* Source extract
----
© Ethan Welty,

Rapid dynamic mass loss from ocean-terminating outlet glaciers is pivotal for the current and future evolution of the GIS and sea level and contributes substantial fluxes of freshwater, icebergs and sediments into coastal fjords. The ice-ocean boundary thereby plays a crucial role for both the evolution of the calving margin and the circulation of energy and nutrients within the fjord and hence the functioning of the fjord-ecosystem. The detailed interaction at this fjord-glacier boundary and the influence of environmental forcing, in particular of buoyancy driven plume upwelling from subglacial water discharge, and on iceberg calving and related fluxes are poorly understood and quantified. The major issues are logistical and physical difficulties in accessing and measuring this ice-ocean interface at sufficiently high temporal and spatial resolution. GreenFjord is therefore ideal to overcome these challenges with an interdisciplinary approach.

The Cryosphere cluster focusses on an ocean-terminating outlet glacier of the Greenland ice sheet (GIS) and aims to

(i) understand and constrain the process of iceberg calving and the influence of oceanic melt and related discharge driven meltwater plumes thereon,

(ii) apply and advance related emerging observational monitoring methods, and

(iii) quantify the related fluxes of freshwater, icebergs and sediments to the fjord system and assess their influence on fjord circulation.

During repeated multi-week field campaigns at calving glacier Qajuuttap Sermia in southwest Greenland, we combine emerging and established field-methods such as terrestrial radar interferometry (TRI), time-lapse imagery (TLI) and seismic sensing to continuously observe and quantify the processes and fluxes at the ice-ocean boundary.

The methods of TRI and TLI are used to continuously record surface ice flow, calving dynamics above the waterline as well as meltwater plume activity and iceberg motion in the adjacent fjord at meter and minute scales.
----
* Task material
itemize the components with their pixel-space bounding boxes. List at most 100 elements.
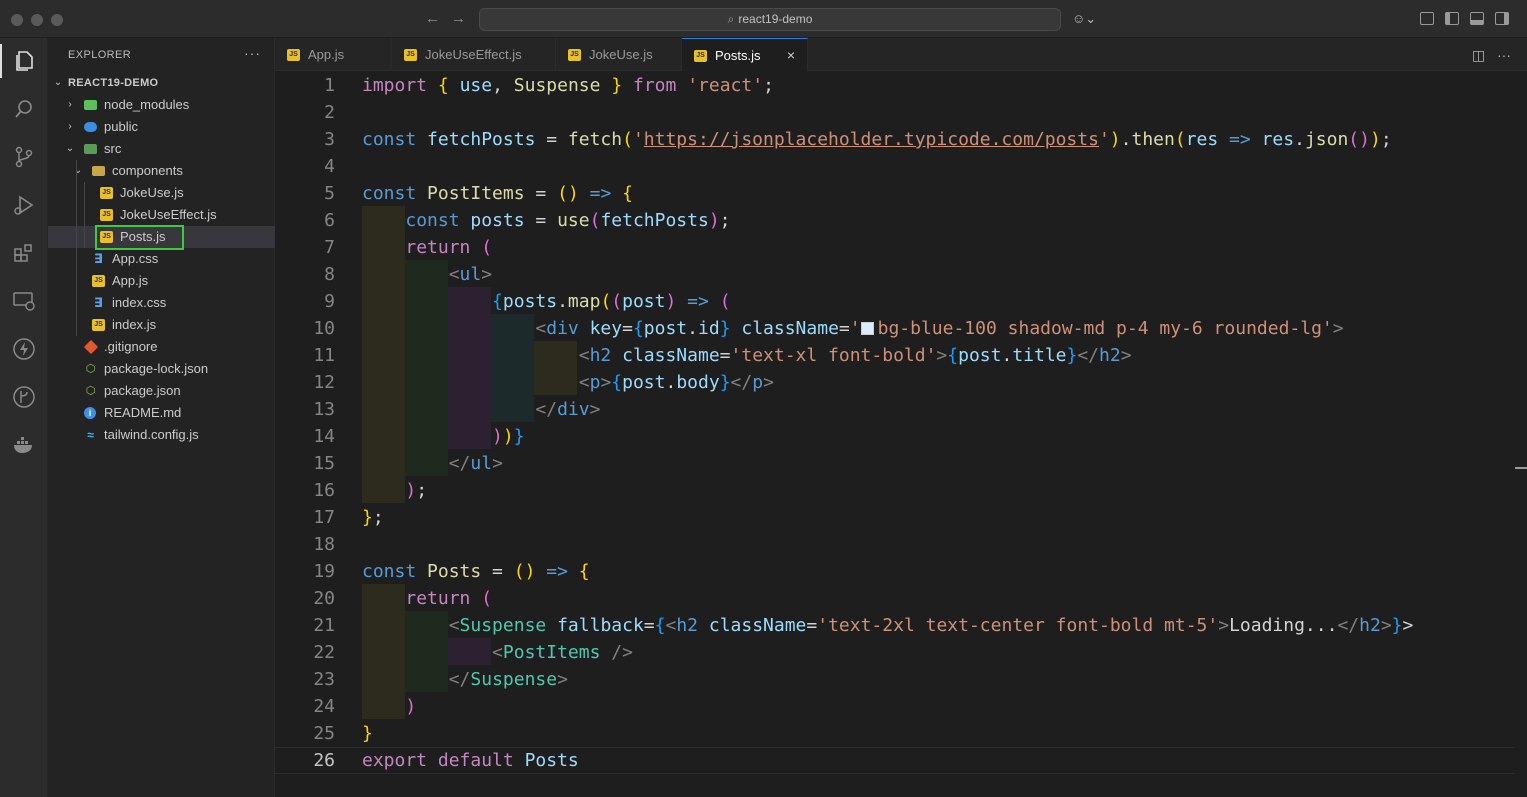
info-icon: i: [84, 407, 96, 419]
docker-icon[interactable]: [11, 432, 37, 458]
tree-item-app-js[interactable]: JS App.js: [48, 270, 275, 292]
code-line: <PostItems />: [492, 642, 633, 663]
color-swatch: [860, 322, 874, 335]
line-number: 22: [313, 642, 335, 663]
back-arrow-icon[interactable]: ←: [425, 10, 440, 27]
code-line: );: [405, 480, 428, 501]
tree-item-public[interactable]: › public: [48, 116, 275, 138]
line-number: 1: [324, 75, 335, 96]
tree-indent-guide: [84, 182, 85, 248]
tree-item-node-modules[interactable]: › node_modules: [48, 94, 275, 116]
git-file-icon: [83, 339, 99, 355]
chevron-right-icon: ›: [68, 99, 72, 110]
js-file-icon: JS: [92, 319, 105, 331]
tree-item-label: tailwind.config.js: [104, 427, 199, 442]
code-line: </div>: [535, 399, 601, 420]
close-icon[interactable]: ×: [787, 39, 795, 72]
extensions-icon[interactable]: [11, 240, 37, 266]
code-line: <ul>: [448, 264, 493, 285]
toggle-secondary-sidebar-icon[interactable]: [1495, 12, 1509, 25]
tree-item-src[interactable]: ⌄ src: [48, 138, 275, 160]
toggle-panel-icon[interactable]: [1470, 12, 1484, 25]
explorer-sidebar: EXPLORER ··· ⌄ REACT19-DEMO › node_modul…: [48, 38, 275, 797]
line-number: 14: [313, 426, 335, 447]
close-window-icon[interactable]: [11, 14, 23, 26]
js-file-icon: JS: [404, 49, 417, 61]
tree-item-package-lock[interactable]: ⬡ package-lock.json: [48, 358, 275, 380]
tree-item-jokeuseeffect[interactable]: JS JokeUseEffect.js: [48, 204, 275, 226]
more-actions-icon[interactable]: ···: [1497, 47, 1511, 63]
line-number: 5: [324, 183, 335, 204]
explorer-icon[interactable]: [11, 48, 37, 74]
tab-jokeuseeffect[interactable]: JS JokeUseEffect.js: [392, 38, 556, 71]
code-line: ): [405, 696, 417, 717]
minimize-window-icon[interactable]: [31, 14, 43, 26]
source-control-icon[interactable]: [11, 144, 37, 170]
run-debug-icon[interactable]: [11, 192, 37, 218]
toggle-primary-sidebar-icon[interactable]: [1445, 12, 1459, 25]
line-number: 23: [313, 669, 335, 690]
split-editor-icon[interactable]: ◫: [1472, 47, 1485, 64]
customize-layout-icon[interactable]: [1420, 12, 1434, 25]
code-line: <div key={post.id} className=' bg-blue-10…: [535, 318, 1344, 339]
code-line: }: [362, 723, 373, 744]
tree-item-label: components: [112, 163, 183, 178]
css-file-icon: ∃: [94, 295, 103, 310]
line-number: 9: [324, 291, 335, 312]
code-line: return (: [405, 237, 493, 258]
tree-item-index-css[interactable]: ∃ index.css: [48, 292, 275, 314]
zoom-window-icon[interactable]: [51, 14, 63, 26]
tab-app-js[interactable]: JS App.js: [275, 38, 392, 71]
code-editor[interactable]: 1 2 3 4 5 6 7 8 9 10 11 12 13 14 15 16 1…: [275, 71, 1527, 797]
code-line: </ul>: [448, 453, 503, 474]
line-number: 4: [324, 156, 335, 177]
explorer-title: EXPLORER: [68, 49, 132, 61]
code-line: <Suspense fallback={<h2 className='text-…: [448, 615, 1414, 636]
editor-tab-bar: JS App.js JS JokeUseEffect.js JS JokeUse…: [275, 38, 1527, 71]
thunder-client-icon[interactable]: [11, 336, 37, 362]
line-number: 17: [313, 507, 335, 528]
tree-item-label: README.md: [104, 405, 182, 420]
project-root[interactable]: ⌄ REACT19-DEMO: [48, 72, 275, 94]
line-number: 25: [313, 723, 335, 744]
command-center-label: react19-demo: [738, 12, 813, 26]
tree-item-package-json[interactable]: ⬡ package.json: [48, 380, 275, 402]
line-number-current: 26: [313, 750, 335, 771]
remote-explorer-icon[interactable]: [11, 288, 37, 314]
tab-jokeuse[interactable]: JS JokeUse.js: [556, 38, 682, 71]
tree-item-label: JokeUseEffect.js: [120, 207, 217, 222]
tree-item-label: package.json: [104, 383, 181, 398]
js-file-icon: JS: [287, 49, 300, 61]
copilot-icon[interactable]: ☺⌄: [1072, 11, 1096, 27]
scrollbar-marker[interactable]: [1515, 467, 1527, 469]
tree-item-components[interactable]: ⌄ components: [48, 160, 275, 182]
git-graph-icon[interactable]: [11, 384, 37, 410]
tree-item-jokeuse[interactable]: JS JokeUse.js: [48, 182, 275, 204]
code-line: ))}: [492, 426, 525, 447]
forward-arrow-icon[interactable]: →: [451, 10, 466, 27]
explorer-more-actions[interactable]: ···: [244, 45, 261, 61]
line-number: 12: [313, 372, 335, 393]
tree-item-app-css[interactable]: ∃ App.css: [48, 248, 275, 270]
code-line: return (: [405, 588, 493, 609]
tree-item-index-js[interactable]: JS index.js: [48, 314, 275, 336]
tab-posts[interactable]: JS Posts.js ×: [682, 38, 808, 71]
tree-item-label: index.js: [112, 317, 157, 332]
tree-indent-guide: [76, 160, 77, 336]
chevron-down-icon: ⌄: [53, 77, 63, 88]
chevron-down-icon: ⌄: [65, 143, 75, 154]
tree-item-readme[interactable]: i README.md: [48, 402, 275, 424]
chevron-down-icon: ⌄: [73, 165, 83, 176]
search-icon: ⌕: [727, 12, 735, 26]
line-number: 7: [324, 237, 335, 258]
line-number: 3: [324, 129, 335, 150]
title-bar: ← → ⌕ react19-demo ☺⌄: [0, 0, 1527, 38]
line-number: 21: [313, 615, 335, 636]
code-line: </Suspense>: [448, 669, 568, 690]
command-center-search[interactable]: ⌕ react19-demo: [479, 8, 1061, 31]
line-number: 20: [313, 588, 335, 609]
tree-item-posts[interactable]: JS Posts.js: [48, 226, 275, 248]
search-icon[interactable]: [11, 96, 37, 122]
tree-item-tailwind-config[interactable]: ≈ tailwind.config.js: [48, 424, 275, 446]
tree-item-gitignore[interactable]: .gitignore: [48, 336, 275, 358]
----
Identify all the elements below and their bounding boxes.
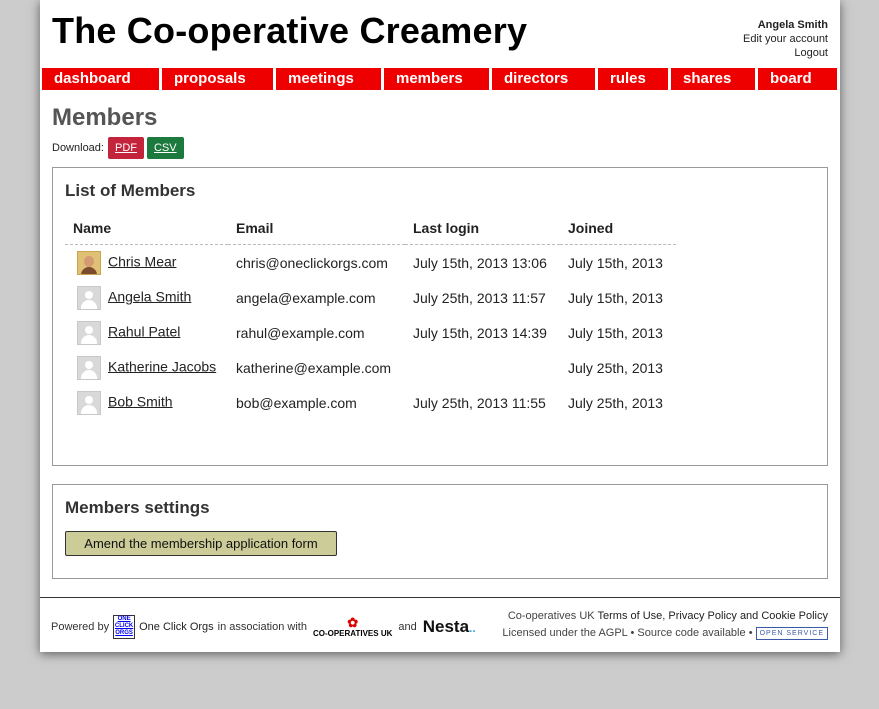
----
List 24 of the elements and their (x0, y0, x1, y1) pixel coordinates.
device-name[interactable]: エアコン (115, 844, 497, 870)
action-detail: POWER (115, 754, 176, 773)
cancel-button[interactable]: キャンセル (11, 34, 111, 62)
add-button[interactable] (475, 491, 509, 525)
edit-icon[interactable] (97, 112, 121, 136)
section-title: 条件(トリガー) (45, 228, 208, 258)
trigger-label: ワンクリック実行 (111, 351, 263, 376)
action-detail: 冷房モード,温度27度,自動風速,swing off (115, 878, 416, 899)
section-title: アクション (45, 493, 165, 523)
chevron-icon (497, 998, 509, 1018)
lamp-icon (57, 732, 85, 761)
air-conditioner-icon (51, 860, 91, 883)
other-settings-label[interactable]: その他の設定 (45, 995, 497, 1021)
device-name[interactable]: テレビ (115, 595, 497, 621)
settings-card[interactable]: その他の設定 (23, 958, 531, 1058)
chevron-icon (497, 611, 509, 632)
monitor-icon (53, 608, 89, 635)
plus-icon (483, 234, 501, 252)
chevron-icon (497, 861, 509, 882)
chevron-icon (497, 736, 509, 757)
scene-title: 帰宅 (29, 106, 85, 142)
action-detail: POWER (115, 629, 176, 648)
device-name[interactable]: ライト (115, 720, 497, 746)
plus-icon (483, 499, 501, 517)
----
* Task list
1) Answer these questions on the passage about Greenland outlet glaciers:
(a) At which calving glacier are the field campaigns carried out?
(b) What does the abbreviation TLI stand for?
(c) What does the passage name as the major issues in accessing and measuring the ice-ocean interface?
2) Filter the records, keeping every line that contains the string "Posts".
The text and the records come from separate, unrelated sources.

* List of solutions
1)
(a) Qajuuttap Sermia, in southwest Greenland.
(b) Time-lapse imagery.
(c) Logistical and physical difficulties in accessing and measuring it at sufficiently high temporal and spatial resolution.

2)
tab-posts[interactable]: JS Posts.js ×: [682, 38, 808, 71]
tree-item-posts[interactable]: JS Posts.js: [48, 226, 275, 248]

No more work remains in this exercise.